From the entries provided below, copy each line that contains the word "endoplasmático".
------ Provided material ------
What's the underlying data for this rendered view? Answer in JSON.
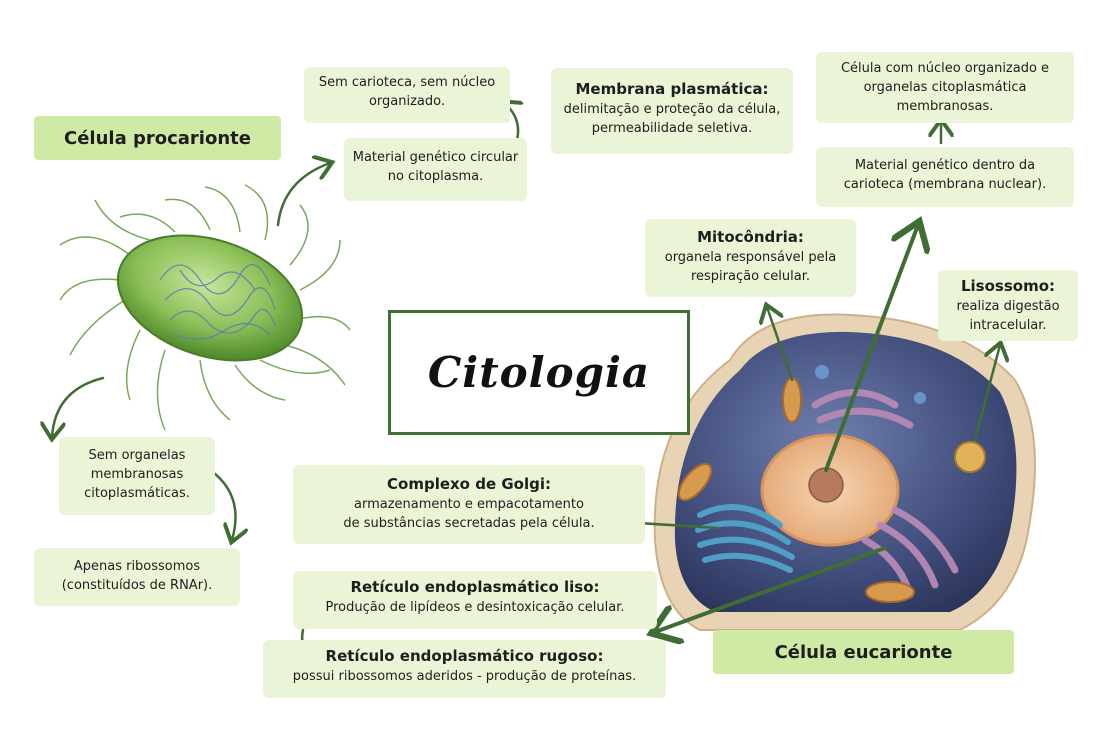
{
  "title": "Citologia",
  "colors": {
    "box_bg": "#e9f5d6",
    "header_bg": "#cfeaa4",
    "arrow": "#3f6d33",
    "frame": "#3e6f35"
  },
  "procariote": {
    "header": "Célula procarionte",
    "carioteca": "Sem carioteca, sem núcleo organizado.",
    "material": "Material genético circular no citoplasma.",
    "organelas": "Sem organelas membranosas citoplasmáticas.",
    "ribossomos": "Apenas ribossomos (constituídos de RNAr)."
  },
  "eucariote": {
    "header": "Célula eucarionte",
    "nucleo": "Célula com núcleo organizado e organelas citoplasmática membranosas.",
    "material": "Material genético dentro da carioteca (membrana nuclear).",
    "membrana": {
      "title": "Membrana plasmática:",
      "text": "delimitação e proteção da célula, permeabilidade seletiva."
    },
    "mitocondria": {
      "title": "Mitocôndria:",
      "text": "organela responsável pela respiração celular."
    },
    "lisossomo": {
      "title": "Lisossomo:",
      "text": "realiza digestão intracelular."
    },
    "golgi": {
      "title": "Complexo de Golgi:",
      "text1": "armazenamento e empacotamento",
      "text2": "de substâncias secretadas pela célula."
    },
    "rel": {
      "title": "Retículo endoplasmático liso:",
      "text": "Produção de lipídeos e desintoxicação celular."
    },
    "rer": {
      "title": "Retículo endoplasmático rugoso:",
      "text": "possui ribossomos aderidos - produção de proteínas."
    }
  }
}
------
Exercise solution:
      "title": "Retículo endoplasmático liso:",
      "title": "Retículo endoplasmático rugoso:",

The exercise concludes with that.